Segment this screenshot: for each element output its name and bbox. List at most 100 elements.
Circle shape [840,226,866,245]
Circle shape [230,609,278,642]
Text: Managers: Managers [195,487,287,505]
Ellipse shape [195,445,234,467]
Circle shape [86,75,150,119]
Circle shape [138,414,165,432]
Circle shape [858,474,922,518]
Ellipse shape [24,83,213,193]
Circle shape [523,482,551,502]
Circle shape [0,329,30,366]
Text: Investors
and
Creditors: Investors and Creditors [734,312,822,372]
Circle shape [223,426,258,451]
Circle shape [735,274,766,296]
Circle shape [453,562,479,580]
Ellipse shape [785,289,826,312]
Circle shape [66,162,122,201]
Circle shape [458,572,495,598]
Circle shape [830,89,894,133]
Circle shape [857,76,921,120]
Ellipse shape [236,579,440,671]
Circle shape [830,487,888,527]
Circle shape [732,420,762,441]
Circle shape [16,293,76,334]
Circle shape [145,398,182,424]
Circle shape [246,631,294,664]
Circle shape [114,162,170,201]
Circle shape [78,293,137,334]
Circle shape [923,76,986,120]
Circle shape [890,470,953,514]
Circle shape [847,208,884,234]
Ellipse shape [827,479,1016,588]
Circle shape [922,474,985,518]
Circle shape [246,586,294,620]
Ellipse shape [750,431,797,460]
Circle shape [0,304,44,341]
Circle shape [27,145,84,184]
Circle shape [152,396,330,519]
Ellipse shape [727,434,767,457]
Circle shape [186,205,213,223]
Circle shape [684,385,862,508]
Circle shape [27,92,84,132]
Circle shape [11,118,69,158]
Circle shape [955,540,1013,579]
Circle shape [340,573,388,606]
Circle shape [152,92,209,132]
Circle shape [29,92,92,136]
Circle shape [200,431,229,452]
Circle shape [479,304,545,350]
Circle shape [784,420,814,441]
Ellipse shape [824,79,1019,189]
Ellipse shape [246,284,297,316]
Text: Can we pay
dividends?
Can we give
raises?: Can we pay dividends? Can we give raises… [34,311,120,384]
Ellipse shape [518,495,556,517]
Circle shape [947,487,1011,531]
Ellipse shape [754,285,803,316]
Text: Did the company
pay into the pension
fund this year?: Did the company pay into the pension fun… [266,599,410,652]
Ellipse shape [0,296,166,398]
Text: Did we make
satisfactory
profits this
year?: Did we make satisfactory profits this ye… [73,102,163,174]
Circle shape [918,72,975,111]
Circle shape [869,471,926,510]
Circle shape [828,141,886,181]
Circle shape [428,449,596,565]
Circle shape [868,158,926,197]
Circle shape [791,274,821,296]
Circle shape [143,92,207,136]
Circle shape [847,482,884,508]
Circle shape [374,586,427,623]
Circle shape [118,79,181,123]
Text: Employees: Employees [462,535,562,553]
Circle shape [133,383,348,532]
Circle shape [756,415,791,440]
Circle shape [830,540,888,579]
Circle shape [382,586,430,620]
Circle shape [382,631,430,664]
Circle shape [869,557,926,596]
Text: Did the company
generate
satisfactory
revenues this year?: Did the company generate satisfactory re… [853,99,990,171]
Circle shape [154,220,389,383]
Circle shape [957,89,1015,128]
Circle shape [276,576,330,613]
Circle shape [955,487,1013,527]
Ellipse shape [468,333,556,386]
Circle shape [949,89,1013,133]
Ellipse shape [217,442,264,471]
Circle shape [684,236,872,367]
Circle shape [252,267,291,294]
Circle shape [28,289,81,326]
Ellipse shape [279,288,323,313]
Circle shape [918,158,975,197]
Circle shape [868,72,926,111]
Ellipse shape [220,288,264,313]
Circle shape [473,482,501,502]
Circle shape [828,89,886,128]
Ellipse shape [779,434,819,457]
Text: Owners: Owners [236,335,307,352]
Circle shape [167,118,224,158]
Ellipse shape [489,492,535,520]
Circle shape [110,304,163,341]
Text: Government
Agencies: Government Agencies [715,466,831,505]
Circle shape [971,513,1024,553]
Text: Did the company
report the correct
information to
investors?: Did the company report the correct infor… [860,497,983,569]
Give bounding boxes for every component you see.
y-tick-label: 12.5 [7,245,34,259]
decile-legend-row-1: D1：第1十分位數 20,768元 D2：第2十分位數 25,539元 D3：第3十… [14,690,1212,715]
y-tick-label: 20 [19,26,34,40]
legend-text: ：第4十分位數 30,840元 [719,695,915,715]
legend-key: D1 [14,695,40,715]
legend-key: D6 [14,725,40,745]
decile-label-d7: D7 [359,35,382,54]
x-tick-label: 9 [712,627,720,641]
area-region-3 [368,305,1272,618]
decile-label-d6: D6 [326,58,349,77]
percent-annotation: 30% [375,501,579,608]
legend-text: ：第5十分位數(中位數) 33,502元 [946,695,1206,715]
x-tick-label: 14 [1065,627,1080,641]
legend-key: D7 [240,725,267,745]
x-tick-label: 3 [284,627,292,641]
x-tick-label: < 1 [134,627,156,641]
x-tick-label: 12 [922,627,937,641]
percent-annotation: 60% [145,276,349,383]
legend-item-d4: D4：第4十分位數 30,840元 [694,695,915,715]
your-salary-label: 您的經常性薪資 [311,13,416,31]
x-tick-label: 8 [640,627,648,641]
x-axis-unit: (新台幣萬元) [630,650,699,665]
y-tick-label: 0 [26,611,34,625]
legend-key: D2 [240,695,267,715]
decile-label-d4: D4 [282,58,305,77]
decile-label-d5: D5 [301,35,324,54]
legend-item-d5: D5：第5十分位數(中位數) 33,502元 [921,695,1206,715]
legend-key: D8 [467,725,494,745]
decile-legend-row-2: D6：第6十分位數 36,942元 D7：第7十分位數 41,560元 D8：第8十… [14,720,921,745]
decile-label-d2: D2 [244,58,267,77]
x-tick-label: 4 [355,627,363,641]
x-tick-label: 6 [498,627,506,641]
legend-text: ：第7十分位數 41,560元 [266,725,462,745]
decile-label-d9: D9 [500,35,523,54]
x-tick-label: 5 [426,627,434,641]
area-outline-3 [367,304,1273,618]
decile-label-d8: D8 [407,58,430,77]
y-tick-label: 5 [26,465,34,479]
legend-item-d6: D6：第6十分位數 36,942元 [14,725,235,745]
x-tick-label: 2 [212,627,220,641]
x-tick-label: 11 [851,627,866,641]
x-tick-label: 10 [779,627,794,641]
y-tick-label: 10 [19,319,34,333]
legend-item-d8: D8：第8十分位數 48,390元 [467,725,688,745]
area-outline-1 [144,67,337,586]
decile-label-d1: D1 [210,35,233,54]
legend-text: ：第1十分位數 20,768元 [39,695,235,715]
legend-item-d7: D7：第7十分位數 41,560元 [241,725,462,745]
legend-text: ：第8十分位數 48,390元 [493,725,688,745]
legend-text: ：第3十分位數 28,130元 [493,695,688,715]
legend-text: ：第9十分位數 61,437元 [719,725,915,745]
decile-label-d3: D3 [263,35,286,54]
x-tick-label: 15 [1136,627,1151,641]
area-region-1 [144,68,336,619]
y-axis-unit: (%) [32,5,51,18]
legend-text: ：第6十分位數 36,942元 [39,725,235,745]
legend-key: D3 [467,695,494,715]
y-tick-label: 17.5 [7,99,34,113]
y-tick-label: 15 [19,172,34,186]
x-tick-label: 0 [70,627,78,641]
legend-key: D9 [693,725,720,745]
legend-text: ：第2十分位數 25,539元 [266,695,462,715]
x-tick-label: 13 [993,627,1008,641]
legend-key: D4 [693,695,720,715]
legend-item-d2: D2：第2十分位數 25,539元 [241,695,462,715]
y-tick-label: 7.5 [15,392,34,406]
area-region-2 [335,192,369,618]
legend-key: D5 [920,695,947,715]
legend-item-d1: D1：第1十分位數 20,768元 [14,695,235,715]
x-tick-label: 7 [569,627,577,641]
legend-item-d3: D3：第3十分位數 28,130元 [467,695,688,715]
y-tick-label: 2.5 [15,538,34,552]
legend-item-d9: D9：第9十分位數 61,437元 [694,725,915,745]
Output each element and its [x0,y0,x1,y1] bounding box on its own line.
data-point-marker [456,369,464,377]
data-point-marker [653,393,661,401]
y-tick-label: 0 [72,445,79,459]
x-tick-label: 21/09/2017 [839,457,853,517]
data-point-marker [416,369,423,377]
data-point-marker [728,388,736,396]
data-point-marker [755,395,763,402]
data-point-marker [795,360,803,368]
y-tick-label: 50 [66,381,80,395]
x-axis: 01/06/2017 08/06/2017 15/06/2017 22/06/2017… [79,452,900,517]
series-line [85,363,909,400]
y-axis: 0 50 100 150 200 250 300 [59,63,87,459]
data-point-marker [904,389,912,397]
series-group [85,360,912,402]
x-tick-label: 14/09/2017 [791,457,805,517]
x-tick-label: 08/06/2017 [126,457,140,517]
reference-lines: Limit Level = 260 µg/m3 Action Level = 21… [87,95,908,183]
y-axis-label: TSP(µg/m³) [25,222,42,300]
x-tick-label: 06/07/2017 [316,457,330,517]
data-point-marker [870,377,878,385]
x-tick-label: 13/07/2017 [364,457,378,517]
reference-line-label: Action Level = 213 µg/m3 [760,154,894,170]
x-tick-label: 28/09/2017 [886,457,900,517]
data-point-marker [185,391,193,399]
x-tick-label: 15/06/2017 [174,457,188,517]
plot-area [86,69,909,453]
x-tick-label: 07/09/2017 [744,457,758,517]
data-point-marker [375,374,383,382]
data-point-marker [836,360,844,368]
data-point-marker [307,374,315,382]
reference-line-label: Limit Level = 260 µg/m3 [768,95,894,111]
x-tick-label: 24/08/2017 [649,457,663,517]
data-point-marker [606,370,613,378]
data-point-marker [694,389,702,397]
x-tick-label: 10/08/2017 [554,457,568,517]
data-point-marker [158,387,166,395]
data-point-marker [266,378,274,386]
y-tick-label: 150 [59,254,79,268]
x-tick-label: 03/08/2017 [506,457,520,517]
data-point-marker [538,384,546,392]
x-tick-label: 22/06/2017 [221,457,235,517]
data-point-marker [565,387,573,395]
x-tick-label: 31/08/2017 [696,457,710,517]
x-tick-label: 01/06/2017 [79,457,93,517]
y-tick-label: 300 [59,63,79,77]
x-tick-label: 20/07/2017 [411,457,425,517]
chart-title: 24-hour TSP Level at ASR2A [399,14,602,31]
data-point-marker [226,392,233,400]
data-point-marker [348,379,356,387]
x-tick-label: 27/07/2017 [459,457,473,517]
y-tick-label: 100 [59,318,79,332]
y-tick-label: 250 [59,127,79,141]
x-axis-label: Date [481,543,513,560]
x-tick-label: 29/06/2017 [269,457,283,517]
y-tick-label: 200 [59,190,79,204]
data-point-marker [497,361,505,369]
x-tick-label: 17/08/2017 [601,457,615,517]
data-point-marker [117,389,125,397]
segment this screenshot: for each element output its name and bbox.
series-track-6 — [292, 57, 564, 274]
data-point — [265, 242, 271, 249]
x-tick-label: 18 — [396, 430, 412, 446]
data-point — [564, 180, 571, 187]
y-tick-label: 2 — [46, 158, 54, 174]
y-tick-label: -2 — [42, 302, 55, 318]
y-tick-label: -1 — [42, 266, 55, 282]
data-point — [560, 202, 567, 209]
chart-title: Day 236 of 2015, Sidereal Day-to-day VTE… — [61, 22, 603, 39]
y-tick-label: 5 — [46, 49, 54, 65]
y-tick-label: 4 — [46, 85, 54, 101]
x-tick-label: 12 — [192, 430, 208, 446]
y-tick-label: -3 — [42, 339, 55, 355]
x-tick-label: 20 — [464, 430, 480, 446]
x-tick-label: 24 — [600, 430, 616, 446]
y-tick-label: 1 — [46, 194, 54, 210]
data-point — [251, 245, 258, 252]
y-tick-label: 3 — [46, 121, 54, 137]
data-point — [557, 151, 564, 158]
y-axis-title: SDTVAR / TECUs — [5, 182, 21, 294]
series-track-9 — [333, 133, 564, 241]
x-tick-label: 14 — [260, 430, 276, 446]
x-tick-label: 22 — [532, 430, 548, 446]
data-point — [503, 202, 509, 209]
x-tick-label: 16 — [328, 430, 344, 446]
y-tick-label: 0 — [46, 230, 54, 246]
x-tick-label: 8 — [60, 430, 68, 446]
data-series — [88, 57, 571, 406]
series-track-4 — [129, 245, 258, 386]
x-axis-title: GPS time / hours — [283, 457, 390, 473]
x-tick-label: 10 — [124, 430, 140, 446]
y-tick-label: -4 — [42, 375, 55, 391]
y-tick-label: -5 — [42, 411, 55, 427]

━━━━━━

### WRITTEN REQUEST
Please reproduce the records above word for word, starting at their first line and ending with the line that contains "Circle shape [246,586,294,620]", both included.

### SOLUTION FOR THIS PROBLEM
Segment this screenshot: for each element output its name and bbox. List at most 100 elements.
Circle shape [840,226,866,245]
Circle shape [230,609,278,642]
Text: Managers: Managers [195,487,287,505]
Ellipse shape [195,445,234,467]
Circle shape [86,75,150,119]
Circle shape [138,414,165,432]
Circle shape [858,474,922,518]
Ellipse shape [24,83,213,193]
Circle shape [523,482,551,502]
Circle shape [0,329,30,366]
Text: Investors
and
Creditors: Investors and Creditors [734,312,822,372]
Circle shape [223,426,258,451]
Circle shape [735,274,766,296]
Circle shape [453,562,479,580]
Ellipse shape [785,289,826,312]
Circle shape [66,162,122,201]
Circle shape [458,572,495,598]
Circle shape [830,89,894,133]
Circle shape [857,76,921,120]
Ellipse shape [236,579,440,671]
Circle shape [830,487,888,527]
Circle shape [732,420,762,441]
Circle shape [16,293,76,334]
Circle shape [145,398,182,424]
Circle shape [246,631,294,664]
Circle shape [114,162,170,201]
Circle shape [78,293,137,334]
Circle shape [923,76,986,120]
Circle shape [890,470,953,514]
Circle shape [847,208,884,234]
Ellipse shape [827,479,1016,588]
Circle shape [922,474,985,518]
Circle shape [246,586,294,620]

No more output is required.